[Data excerpts]
- - - - - - -

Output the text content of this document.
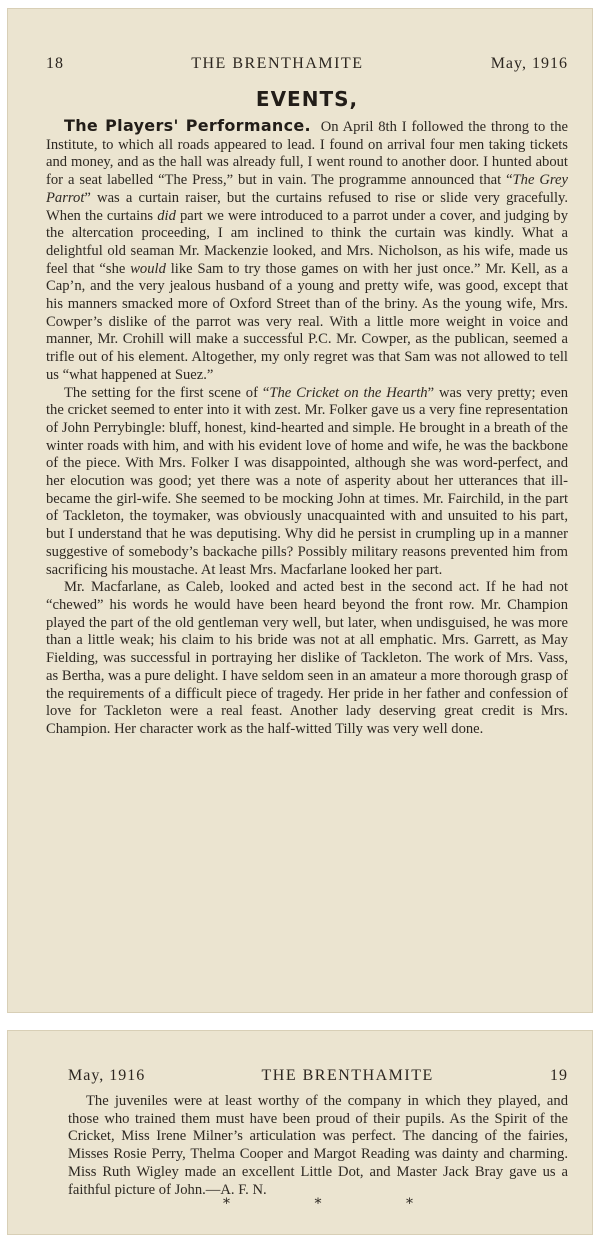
18	THE BRENTHAMITE	May, 1916
EVENTS,

The Players' Performance. On April 8th I followed the throng to the Institute, to which all roads appeared to lead. I found on arrival four men taking tickets and money, and as the hall was already full, I went round to another door. I hunted about for a seat labelled “The Press,” but in vain. The programme announced that “The Grey Parrot” was a curtain raiser, but the curtains refused to rise or slide very gracefully. When the curtains did part we were introduced to a parrot under a cover, and judging by the altercation proceeding, I am inclined to think the curtain was kindly. What a delightful old seaman Mr. Mackenzie looked, and Mrs. Nicholson, as his wife, made us feel that “she would like Sam to try those games on with her just once.” Mr. Kell, as a Cap’n, and the very jealous husband of a young and pretty wife, was good, except that his manners smacked more of Oxford Street than of the briny. As the young wife, Mrs. Cowper’s dislike of the parrot was very real. With a little more weight in voice and manner, Mr. Crohill will make a successful P.C. Mr. Cowper, as the publican, seemed a trifle out of his element. Altogether, my only regret was that Sam was not allowed to tell us “what happened at Suez.”

The setting for the first scene of “The Cricket on the Hearth” was very pretty; even the cricket seemed to enter into it with zest. Mr. Folker gave us a very fine representation of John Perrybingle: bluff, honest, kind-hearted and simple. He brought in a breath of the winter roads with him, and with his evident love of home and wife, he was the backbone of the piece. With Mrs. Folker I was disappointed, although she was word-perfect, and her elocution was good; yet there was a note of asperity about her utterances that ill-became the girl-wife. She seemed to be mocking John at times. Mr. Fairchild, in the part of Tackleton, the toymaker, was obviously unacquainted with and unsuited to his part, but I understand that he was deputising. Why did he persist in crumpling up in a manner suggestive of somebody’s backache pills? Possibly military reasons prevented him from sacrificing his moustache. At least Mrs. Macfarlane looked her part.

Mr. Macfarlane, as Caleb, looked and acted best in the second act. If he had not “chewed” his words he would have been heard beyond the front row. Mr. Champion played the part of the old gentleman very well, but later, when undisguised, he was more than a little weak; his claim to his bride was not at all emphatic. Mrs. Garrett, as May Fielding, was successful in portraying her dislike of Tackleton. The work of Mrs. Vass, as Bertha, was a pure delight. I have seldom seen in an amateur a more thorough grasp of the requirements of a difficult piece of tragedy. Her pride in her father and confession of love for Tackleton were a real feast. Another lady deserving great credit is Mrs. Champion. Her character work as the half-witted Tilly was very well done.

May, 1916	THE BRENTHAMITE	19

The juveniles were at least worthy of the company in which they played, and those who trained them must have been proud of their pupils. As the Spirit of the Cricket, Miss Irene Milner’s articulation was perfect. The dancing of the fairies, Misses Rosie Perry, Thelma Cooper and Margot Reading was dainty and charming. Miss Ruth Wigley made an excellent Little Dot, and Master Jack Bray gave us a faithful picture of John.—A. F. N.

* * *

- - - - - - -

* Your objective:
Drop the images and repeat the data exactly.

* Solution for this problem:
Output the text content of this document.
18	THE BRENTHAMITE	May, 1916
EVENTS,

The Players' Performance. On April 8th I followed the throng to the Institute, to which all roads appeared to lead. I found on arrival four men taking tickets and money, and as the hall was already full, I went round to another door. I hunted about for a seat labelled “The Press,” but in vain. The programme announced that “The Grey Parrot” was a curtain raiser, but the curtains refused to rise or slide very gracefully. When the curtains did part we were introduced to a parrot under a cover, and judging by the altercation proceeding, I am inclined to think the curtain was kindly. What a delightful old seaman Mr. Mackenzie looked, and Mrs. Nicholson, as his wife, made us feel that “she would like Sam to try those games on with her just once.” Mr. Kell, as a Cap’n, and the very jealous husband of a young and pretty wife, was good, except that his manners smacked more of Oxford Street than of the briny. As the young wife, Mrs. Cowper’s dislike of the parrot was very real. With a little more weight in voice and manner, Mr. Crohill will make a successful P.C. Mr. Cowper, as the publican, seemed a trifle out of his element. Altogether, my only regret was that Sam was not allowed to tell us “what happened at Suez.”

The setting for the first scene of “The Cricket on the Hearth” was very pretty; even the cricket seemed to enter into it with zest. Mr. Folker gave us a very fine representation of John Perrybingle: bluff, honest, kind-hearted and simple. He brought in a breath of the winter roads with him, and with his evident love of home and wife, he was the backbone of the piece. With Mrs. Folker I was disappointed, although she was word-perfect, and her elocution was good; yet there was a note of asperity about her utterances that ill-became the girl-wife. She seemed to be mocking John at times. Mr. Fairchild, in the part of Tackleton, the toymaker, was obviously unacquainted with and unsuited to his part, but I understand that he was deputising. Why did he persist in crumpling up in a manner suggestive of somebody’s backache pills? Possibly military reasons prevented him from sacrificing his moustache. At least Mrs. Macfarlane looked her part.

Mr. Macfarlane, as Caleb, looked and acted best in the second act. If he had not “chewed” his words he would have been heard beyond the front row. Mr. Champion played the part of the old gentleman very well, but later, when undisguised, he was more than a little weak; his claim to his bride was not at all emphatic. Mrs. Garrett, as May Fielding, was successful in portraying her dislike of Tackleton. The work of Mrs. Vass, as Bertha, was a pure delight. I have seldom seen in an amateur a more thorough grasp of the requirements of a difficult piece of tragedy. Her pride in her father and confession of love for Tackleton were a real feast. Another lady deserving great credit is Mrs. Champion. Her character work as the half-witted Tilly was very well done.

May, 1916	THE BRENTHAMITE	19

The juveniles were at least worthy of the company in which they played, and those who trained them must have been proud of their pupils. As the Spirit of the Cricket, Miss Irene Milner’s articulation was perfect. The dancing of the fairies, Misses Rosie Perry, Thelma Cooper and Margot Reading was dainty and charming. Miss Ruth Wigley made an excellent Little Dot, and Master Jack Bray gave us a faithful picture of John.—A. F. N.

* * *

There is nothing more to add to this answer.